WHAT YOU SHOULD DO - Transcribe all records exactly.

Items listed in a dataset
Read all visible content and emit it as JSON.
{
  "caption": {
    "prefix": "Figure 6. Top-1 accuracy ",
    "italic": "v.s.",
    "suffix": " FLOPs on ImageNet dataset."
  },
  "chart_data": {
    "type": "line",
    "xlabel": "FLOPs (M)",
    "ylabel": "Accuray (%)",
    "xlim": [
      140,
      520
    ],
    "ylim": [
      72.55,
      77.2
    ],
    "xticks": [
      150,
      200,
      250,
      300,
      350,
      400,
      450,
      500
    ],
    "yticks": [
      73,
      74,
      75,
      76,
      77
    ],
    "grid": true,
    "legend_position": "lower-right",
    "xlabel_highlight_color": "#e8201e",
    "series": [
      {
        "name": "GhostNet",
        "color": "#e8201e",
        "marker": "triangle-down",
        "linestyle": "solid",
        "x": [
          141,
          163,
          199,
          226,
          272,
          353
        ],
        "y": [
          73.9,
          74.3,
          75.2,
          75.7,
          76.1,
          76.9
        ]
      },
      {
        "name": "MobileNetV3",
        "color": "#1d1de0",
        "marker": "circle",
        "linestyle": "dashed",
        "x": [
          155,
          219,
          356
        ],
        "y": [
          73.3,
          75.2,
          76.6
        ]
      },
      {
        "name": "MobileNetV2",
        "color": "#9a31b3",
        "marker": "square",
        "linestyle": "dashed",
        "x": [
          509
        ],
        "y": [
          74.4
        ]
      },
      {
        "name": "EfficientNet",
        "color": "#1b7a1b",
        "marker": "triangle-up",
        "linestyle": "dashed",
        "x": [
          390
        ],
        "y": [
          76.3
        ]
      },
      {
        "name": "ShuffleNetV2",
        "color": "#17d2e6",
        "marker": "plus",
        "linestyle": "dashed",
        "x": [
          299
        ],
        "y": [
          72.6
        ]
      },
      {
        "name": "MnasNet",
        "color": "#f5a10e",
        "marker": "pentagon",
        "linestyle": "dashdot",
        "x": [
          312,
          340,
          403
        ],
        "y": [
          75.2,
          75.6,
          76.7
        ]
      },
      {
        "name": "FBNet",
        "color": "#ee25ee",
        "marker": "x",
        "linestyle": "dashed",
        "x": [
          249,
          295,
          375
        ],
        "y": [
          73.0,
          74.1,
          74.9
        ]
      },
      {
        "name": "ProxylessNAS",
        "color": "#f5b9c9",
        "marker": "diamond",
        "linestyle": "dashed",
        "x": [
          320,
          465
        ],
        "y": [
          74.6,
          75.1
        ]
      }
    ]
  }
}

SOLUTION BELOW -
Read all visible content and emit it as JSON.
{
  "caption": {
    "prefix": "Figure 6. Top-1 accuracy ",
    "italic": "v.s.",
    "suffix": " FLOPs on ImageNet dataset."
  },
  "chart_data": {
    "type": "line",
    "xlabel": "FLOPs (M)",
    "ylabel": "Accuray (%)",
    "xlim": [
      140,
      520
    ],
    "ylim": [
      72.55,
      77.2
    ],
    "xticks": [
      150,
      200,
      250,
      300,
      350,
      400,
      450,
      500
    ],
    "yticks": [
      73,
      74,
      75,
      76,
      77
    ],
    "grid": true,
    "legend_position": "lower-right",
    "xlabel_highlight_color": "#e8201e",
    "series": [
      {
        "name": "GhostNet",
        "color": "#e8201e",
        "marker": "triangle-down",
        "linestyle": "solid",
        "x": [
          141,
          163,
          199,
          226,
          272,
          353
        ],
        "y": [
          73.9,
          74.3,
          75.2,
          75.7,
          76.1,
          76.9
        ]
      },
      {
        "name": "MobileNetV3",
        "color": "#1d1de0",
        "marker": "circle",
        "linestyle": "dashed",
        "x": [
          155,
          219,
          356
        ],
        "y": [
          73.3,
          75.2,
          76.6
        ]
      },
      {
        "name": "MobileNetV2",
        "color": "#9a31b3",
        "marker": "square",
        "linestyle": "dashed",
        "x": [
          509
        ],
        "y": [
          74.4
        ]
      },
      {
        "name": "EfficientNet",
        "color": "#1b7a1b",
        "marker": "triangle-up",
        "linestyle": "dashed",
        "x": [
          390
        ],
        "y": [
          76.3
        ]
      },
      {
        "name": "ShuffleNetV2",
        "color": "#17d2e6",
        "marker": "plus",
        "linestyle": "dashed",
        "x": [
          299
        ],
        "y": [
          72.6
        ]
      },
      {
        "name": "MnasNet",
        "color": "#f5a10e",
        "marker": "pentagon",
        "linestyle": "dashdot",
        "x": [
          312,
          340,
          403
        ],
        "y": [
          75.2,
          75.6,
          76.7
        ]
      },
      {
        "name": "FBNet",
        "color": "#ee25ee",
        "marker": "x",
        "linestyle": "dashed",
        "x": [
          249,
          295,
          375
        ],
        "y": [
          73.0,
          74.1,
          74.9
        ]
      },
      {
        "name": "ProxylessNAS",
        "color": "#f5b9c9",
        "marker": "diamond",
        "linestyle": "dashed",
        "x": [
          320,
          465
        ],
        "y": [
          74.6,
          75.1
        ]
      }
    ]
  }
}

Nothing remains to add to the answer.